Your objective: In your copy, leave out the pictures and repeat the entries below exactly.

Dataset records
[start]

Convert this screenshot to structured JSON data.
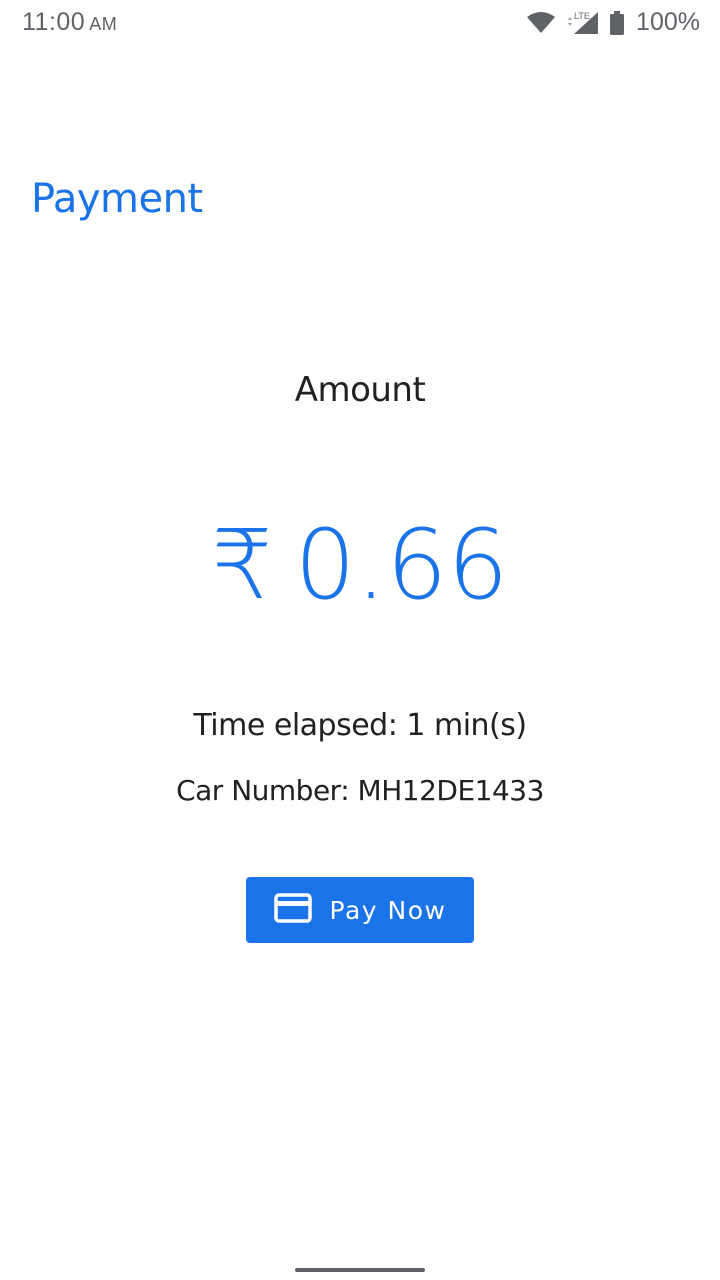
{
  "status_bar": {
    "time": "11:00",
    "ampm": "AM",
    "network_label": "LTE",
    "battery": "100%"
  },
  "title": "Payment",
  "amount_label": "Amount",
  "amount": {
    "currency": "₹",
    "value": "0.66"
  },
  "time_elapsed": "Time elapsed: 1 min(s)",
  "car_number": "Car Number: MH12DE1433",
  "pay_button": {
    "label": "Pay Now",
    "icon": "credit-card-icon"
  },
  "colors": {
    "accent": "#1a73e8",
    "text": "#202124",
    "status": "#5f6368"
  }
}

[end]

Task answer:
Convert this screenshot to structured JSON data.
{
  "status_bar": {
    "time": "11:00",
    "ampm": "AM",
    "network_label": "LTE",
    "battery": "100%"
  },
  "title": "Payment",
  "amount_label": "Amount",
  "amount": {
    "currency": "₹",
    "value": "0.66"
  },
  "time_elapsed": "Time elapsed: 1 min(s)",
  "car_number": "Car Number: MH12DE1433",
  "pay_button": {
    "label": "Pay Now",
    "icon": "credit-card-icon"
  },
  "colors": {
    "accent": "#1a73e8",
    "text": "#202124",
    "status": "#5f6368"
  }
}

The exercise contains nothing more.